> **WHAT TO WORK ON**
Output the records exactly. Include every line.

-------

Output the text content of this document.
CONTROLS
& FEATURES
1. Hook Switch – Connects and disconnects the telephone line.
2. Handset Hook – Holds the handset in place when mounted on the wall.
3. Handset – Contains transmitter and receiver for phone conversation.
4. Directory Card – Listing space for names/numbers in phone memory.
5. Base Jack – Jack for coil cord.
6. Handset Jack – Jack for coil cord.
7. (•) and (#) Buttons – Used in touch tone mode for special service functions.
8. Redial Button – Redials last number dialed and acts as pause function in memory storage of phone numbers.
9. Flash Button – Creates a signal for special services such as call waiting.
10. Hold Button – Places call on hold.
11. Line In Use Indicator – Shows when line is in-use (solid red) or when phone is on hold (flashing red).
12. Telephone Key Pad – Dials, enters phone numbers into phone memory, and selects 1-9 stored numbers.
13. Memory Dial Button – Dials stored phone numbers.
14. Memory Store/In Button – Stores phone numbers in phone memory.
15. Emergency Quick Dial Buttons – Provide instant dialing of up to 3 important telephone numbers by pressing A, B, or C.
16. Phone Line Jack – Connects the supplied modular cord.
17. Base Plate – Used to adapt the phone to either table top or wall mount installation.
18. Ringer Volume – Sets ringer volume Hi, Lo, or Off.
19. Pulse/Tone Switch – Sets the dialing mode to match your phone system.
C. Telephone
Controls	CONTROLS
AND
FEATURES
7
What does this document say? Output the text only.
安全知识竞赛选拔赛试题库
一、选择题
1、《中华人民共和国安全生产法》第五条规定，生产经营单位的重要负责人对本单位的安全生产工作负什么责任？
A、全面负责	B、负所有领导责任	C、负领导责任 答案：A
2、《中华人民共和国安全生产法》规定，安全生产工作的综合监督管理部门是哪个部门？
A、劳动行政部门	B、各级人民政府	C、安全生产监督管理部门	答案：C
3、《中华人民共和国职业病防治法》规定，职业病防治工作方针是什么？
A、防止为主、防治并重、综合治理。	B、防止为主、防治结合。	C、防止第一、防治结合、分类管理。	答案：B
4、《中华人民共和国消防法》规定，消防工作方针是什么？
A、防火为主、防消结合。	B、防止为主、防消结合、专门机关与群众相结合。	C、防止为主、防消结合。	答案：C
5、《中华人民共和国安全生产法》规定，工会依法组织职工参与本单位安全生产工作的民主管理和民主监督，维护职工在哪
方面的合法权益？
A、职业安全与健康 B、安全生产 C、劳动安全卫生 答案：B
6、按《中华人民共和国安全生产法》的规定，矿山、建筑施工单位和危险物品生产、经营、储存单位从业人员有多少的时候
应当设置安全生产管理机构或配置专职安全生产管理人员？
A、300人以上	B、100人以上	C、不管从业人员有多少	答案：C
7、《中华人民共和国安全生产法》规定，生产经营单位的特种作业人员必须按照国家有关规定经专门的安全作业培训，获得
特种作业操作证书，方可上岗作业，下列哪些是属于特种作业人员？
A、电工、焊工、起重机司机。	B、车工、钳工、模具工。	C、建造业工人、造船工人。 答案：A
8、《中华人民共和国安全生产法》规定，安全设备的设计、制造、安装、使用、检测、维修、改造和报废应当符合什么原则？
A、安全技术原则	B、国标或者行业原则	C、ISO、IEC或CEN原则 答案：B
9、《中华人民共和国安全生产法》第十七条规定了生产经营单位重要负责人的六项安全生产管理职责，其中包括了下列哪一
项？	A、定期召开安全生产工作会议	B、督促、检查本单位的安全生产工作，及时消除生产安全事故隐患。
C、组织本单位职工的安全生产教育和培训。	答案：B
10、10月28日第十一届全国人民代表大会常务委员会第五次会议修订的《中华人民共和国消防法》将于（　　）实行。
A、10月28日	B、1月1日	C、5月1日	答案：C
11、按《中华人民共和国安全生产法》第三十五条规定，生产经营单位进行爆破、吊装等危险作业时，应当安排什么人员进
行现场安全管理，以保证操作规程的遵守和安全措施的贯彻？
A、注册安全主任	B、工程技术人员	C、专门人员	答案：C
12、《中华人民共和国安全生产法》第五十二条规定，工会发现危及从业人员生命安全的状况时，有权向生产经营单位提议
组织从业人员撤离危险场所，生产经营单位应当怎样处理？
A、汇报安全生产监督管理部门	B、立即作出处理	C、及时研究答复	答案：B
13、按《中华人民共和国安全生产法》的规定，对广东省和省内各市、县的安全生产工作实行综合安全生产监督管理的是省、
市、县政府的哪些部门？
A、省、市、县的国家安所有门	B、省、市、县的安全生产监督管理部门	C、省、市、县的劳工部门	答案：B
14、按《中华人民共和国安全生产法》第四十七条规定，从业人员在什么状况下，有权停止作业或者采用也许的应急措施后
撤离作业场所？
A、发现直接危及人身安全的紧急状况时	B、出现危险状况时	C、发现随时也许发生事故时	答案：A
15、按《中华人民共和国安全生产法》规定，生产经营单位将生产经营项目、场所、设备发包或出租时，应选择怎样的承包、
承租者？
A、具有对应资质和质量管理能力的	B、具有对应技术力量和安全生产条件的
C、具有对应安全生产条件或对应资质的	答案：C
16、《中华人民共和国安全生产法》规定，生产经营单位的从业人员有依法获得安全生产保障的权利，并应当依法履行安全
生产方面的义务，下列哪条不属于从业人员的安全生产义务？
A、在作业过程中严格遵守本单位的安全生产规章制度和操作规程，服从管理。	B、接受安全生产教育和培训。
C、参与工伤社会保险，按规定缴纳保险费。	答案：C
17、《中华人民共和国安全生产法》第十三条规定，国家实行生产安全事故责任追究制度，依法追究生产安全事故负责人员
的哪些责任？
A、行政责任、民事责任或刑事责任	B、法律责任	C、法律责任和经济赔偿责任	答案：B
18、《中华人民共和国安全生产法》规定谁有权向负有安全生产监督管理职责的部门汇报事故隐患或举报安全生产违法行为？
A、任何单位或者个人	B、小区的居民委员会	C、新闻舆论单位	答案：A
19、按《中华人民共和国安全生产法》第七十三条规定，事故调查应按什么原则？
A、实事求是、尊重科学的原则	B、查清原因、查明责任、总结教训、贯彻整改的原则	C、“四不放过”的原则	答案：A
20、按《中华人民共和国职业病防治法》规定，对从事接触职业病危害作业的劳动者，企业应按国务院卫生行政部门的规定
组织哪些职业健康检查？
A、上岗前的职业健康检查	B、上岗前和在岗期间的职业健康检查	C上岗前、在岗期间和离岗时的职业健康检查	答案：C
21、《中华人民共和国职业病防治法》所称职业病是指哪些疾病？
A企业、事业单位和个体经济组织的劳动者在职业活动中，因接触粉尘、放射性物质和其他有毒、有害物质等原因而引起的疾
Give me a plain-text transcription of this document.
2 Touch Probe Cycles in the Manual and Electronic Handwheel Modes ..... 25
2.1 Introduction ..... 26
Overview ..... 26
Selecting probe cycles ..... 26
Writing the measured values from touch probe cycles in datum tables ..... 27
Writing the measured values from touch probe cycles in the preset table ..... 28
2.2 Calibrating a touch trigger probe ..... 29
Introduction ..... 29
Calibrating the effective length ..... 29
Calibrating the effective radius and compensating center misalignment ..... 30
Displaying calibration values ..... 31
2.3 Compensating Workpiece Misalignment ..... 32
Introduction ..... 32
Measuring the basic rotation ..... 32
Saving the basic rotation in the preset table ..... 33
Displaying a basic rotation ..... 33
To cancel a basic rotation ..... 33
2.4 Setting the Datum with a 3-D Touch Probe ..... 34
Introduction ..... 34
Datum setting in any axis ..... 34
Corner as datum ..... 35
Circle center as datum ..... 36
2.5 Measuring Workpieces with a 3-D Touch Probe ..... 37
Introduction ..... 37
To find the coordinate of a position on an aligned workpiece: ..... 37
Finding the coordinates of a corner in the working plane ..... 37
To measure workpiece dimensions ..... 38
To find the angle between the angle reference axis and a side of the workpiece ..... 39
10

-------

> **WRITTEN SOLUTION**
Output the text content of this document.
CONTROLS
& FEATURES
1. Hook Switch – Connects and disconnects the telephone line.
2. Handset Hook – Holds the handset in place when mounted on the wall.
3. Handset – Contains transmitter and receiver for phone conversation.
4. Directory Card – Listing space for names/numbers in phone memory.
5. Base Jack – Jack for coil cord.
6. Handset Jack – Jack for coil cord.
7. (•) and (#) Buttons – Used in touch tone mode for special service functions.
8. Redial Button – Redials last number dialed and acts as pause function in memory storage of phone numbers.
9. Flash Button – Creates a signal for special services such as call waiting.
10. Hold Button – Places call on hold.
11. Line In Use Indicator – Shows when line is in-use (solid red) or when phone is on hold (flashing red).
12. Telephone Key Pad – Dials, enters phone numbers into phone memory, and selects 1-9 stored numbers.
13. Memory Dial Button – Dials stored phone numbers.
14. Memory Store/In Button – Stores phone numbers in phone memory.
15. Emergency Quick Dial Buttons – Provide instant dialing of up to 3 important telephone numbers by pressing A, B, or C.
16. Phone Line Jack – Connects the supplied modular cord.
17. Base Plate – Used to adapt the phone to either table top or wall mount installation.
18. Ringer Volume – Sets ringer volume Hi, Lo, or Off.
19. Pulse/Tone Switch – Sets the dialing mode to match your phone system.
C. Telephone
Controls	CONTROLS
AND
FEATURES
7
What does this document say? Output the text only.
安全知识竞赛选拔赛试题库
一、选择题
1、《中华人民共和国安全生产法》第五条规定，生产经营单位的重要负责人对本单位的安全生产工作负什么责任？
A、全面负责	B、负所有领导责任	C、负领导责任 答案：A
2、《中华人民共和国安全生产法》规定，安全生产工作的综合监督管理部门是哪个部门？
A、劳动行政部门	B、各级人民政府	C、安全生产监督管理部门	答案：C
3、《中华人民共和国职业病防治法》规定，职业病防治工作方针是什么？
A、防止为主、防治并重、综合治理。	B、防止为主、防治结合。	C、防止第一、防治结合、分类管理。	答案：B
4、《中华人民共和国消防法》规定，消防工作方针是什么？
A、防火为主、防消结合。	B、防止为主、防消结合、专门机关与群众相结合。	C、防止为主、防消结合。	答案：C
5、《中华人民共和国安全生产法》规定，工会依法组织职工参与本单位安全生产工作的民主管理和民主监督，维护职工在哪
方面的合法权益？
A、职业安全与健康 B、安全生产 C、劳动安全卫生 答案：B
6、按《中华人民共和国安全生产法》的规定，矿山、建筑施工单位和危险物品生产、经营、储存单位从业人员有多少的时候
应当设置安全生产管理机构或配置专职安全生产管理人员？
A、300人以上	B、100人以上	C、不管从业人员有多少	答案：C
7、《中华人民共和国安全生产法》规定，生产经营单位的特种作业人员必须按照国家有关规定经专门的安全作业培训，获得
特种作业操作证书，方可上岗作业，下列哪些是属于特种作业人员？
A、电工、焊工、起重机司机。	B、车工、钳工、模具工。	C、建造业工人、造船工人。 答案：A
8、《中华人民共和国安全生产法》规定，安全设备的设计、制造、安装、使用、检测、维修、改造和报废应当符合什么原则？
A、安全技术原则	B、国标或者行业原则	C、ISO、IEC或CEN原则 答案：B
9、《中华人民共和国安全生产法》第十七条规定了生产经营单位重要负责人的六项安全生产管理职责，其中包括了下列哪一
项？	A、定期召开安全生产工作会议	B、督促、检查本单位的安全生产工作，及时消除生产安全事故隐患。
C、组织本单位职工的安全生产教育和培训。	答案：B
10、10月28日第十一届全国人民代表大会常务委员会第五次会议修订的《中华人民共和国消防法》将于（　　）实行。
A、10月28日	B、1月1日	C、5月1日	答案：C
11、按《中华人民共和国安全生产法》第三十五条规定，生产经营单位进行爆破、吊装等危险作业时，应当安排什么人员进
行现场安全管理，以保证操作规程的遵守和安全措施的贯彻？
A、注册安全主任	B、工程技术人员	C、专门人员	答案：C
12、《中华人民共和国安全生产法》第五十二条规定，工会发现危及从业人员生命安全的状况时，有权向生产经营单位提议
组织从业人员撤离危险场所，生产经营单位应当怎样处理？
A、汇报安全生产监督管理部门	B、立即作出处理	C、及时研究答复	答案：B
13、按《中华人民共和国安全生产法》的规定，对广东省和省内各市、县的安全生产工作实行综合安全生产监督管理的是省、
市、县政府的哪些部门？
A、省、市、县的国家安所有门	B、省、市、县的安全生产监督管理部门	C、省、市、县的劳工部门	答案：B
14、按《中华人民共和国安全生产法》第四十七条规定，从业人员在什么状况下，有权停止作业或者采用也许的应急措施后
撤离作业场所？
A、发现直接危及人身安全的紧急状况时	B、出现危险状况时	C、发现随时也许发生事故时	答案：A
15、按《中华人民共和国安全生产法》规定，生产经营单位将生产经营项目、场所、设备发包或出租时，应选择怎样的承包、
承租者？
A、具有对应资质和质量管理能力的	B、具有对应技术力量和安全生产条件的
C、具有对应安全生产条件或对应资质的	答案：C
16、《中华人民共和国安全生产法》规定，生产经营单位的从业人员有依法获得安全生产保障的权利，并应当依法履行安全
生产方面的义务，下列哪条不属于从业人员的安全生产义务？
A、在作业过程中严格遵守本单位的安全生产规章制度和操作规程，服从管理。	B、接受安全生产教育和培训。
C、参与工伤社会保险，按规定缴纳保险费。	答案：C
17、《中华人民共和国安全生产法》第十三条规定，国家实行生产安全事故责任追究制度，依法追究生产安全事故负责人员
的哪些责任？
A、行政责任、民事责任或刑事责任	B、法律责任	C、法律责任和经济赔偿责任	答案：B
18、《中华人民共和国安全生产法》规定谁有权向负有安全生产监督管理职责的部门汇报事故隐患或举报安全生产违法行为？
A、任何单位或者个人	B、小区的居民委员会	C、新闻舆论单位	答案：A
19、按《中华人民共和国安全生产法》第七十三条规定，事故调查应按什么原则？
A、实事求是、尊重科学的原则	B、查清原因、查明责任、总结教训、贯彻整改的原则	C、“四不放过”的原则	答案：A
20、按《中华人民共和国职业病防治法》规定，对从事接触职业病危害作业的劳动者，企业应按国务院卫生行政部门的规定
组织哪些职业健康检查？
A、上岗前的职业健康检查	B、上岗前和在岗期间的职业健康检查	C上岗前、在岗期间和离岗时的职业健康检查	答案：C
21、《中华人民共和国职业病防治法》所称职业病是指哪些疾病？
A企业、事业单位和个体经济组织的劳动者在职业活动中，因接触粉尘、放射性物质和其他有毒、有害物质等原因而引起的疾
Give me a plain-text transcription of this document.
2 Touch Probe Cycles in the Manual and Electronic Handwheel Modes ..... 25
2.1 Introduction ..... 26
Overview ..... 26
Selecting probe cycles ..... 26
Writing the measured values from touch probe cycles in datum tables ..... 27
Writing the measured values from touch probe cycles in the preset table ..... 28
2.2 Calibrating a touch trigger probe ..... 29
Introduction ..... 29
Calibrating the effective length ..... 29
Calibrating the effective radius and compensating center misalignment ..... 30
Displaying calibration values ..... 31
2.3 Compensating Workpiece Misalignment ..... 32
Introduction ..... 32
Measuring the basic rotation ..... 32
Saving the basic rotation in the preset table ..... 33
Displaying a basic rotation ..... 33
To cancel a basic rotation ..... 33
2.4 Setting the Datum with a 3-D Touch Probe ..... 34
Introduction ..... 34
Datum setting in any axis ..... 34
Corner as datum ..... 35
Circle center as datum ..... 36
2.5 Measuring Workpieces with a 3-D Touch Probe ..... 37
Introduction ..... 37
To find the coordinate of a position on an aligned workpiece: ..... 37
Finding the coordinates of a corner in the working plane ..... 37
To measure workpiece dimensions ..... 38
To find the angle between the angle reference axis and a side of the workpiece ..... 39
10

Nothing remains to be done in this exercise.